[Excerpts from a figure dataset]
########################################
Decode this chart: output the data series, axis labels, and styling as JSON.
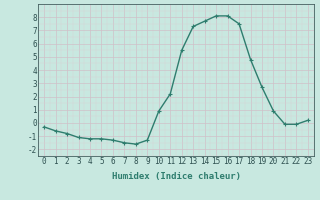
{
  "x": [
    0,
    1,
    2,
    3,
    4,
    5,
    6,
    7,
    8,
    9,
    10,
    11,
    12,
    13,
    14,
    15,
    16,
    17,
    18,
    19,
    20,
    21,
    22,
    23
  ],
  "y": [
    -0.3,
    -0.6,
    -0.8,
    -1.1,
    -1.2,
    -1.2,
    -1.3,
    -1.5,
    -1.6,
    -1.3,
    0.9,
    2.2,
    5.5,
    7.3,
    7.7,
    8.1,
    8.1,
    7.5,
    4.8,
    2.7,
    0.9,
    -0.1,
    -0.1,
    0.2
  ],
  "line_color": "#2e7d6e",
  "marker": "+",
  "marker_size": 3,
  "marker_linewidth": 0.8,
  "xlabel": "Humidex (Indice chaleur)",
  "xlim": [
    -0.5,
    23.5
  ],
  "ylim": [
    -2.5,
    9.0
  ],
  "yticks": [
    -2,
    -1,
    0,
    1,
    2,
    3,
    4,
    5,
    6,
    7,
    8
  ],
  "xticks": [
    0,
    1,
    2,
    3,
    4,
    5,
    6,
    7,
    8,
    9,
    10,
    11,
    12,
    13,
    14,
    15,
    16,
    17,
    18,
    19,
    20,
    21,
    22,
    23
  ],
  "grid_major_color": "#d0c0c8",
  "grid_minor_color": "#d8d0d4",
  "bg_color": "#c8e8e0",
  "tick_label_fontsize": 5.5,
  "xlabel_fontsize": 6.5,
  "line_width": 1.0
}
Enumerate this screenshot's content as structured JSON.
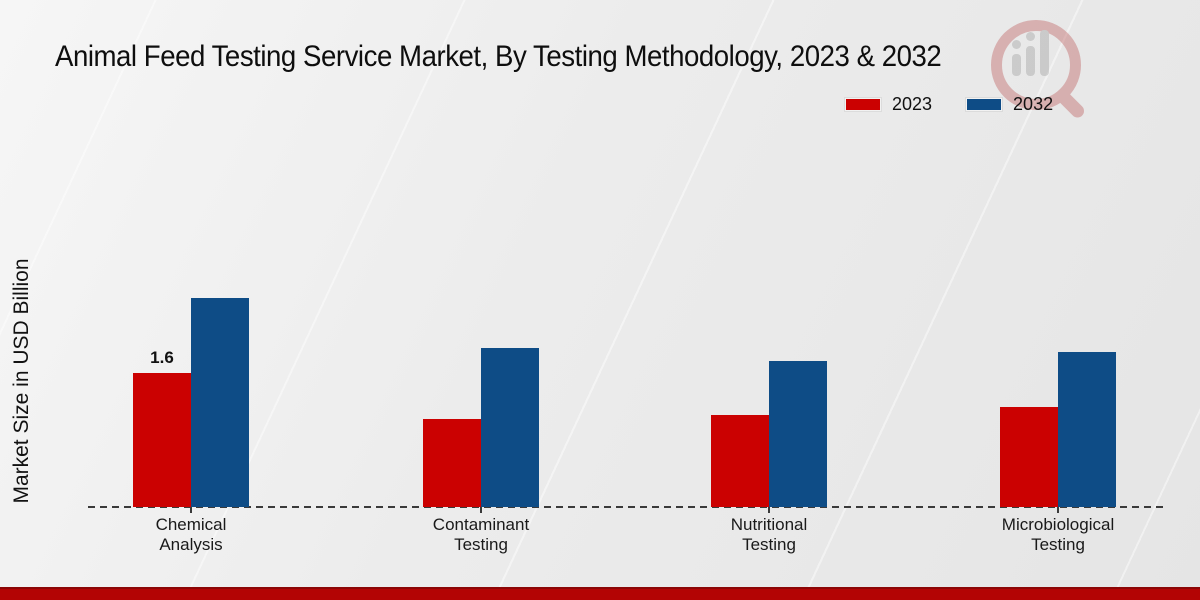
########################################
**Written instruction**
All lines above containing the string "this" are to be collected.

**Solution below**
Decode this chart: output the data series, axis labels, and styling as JSON.
Enumerate this screenshot's content as structured JSON.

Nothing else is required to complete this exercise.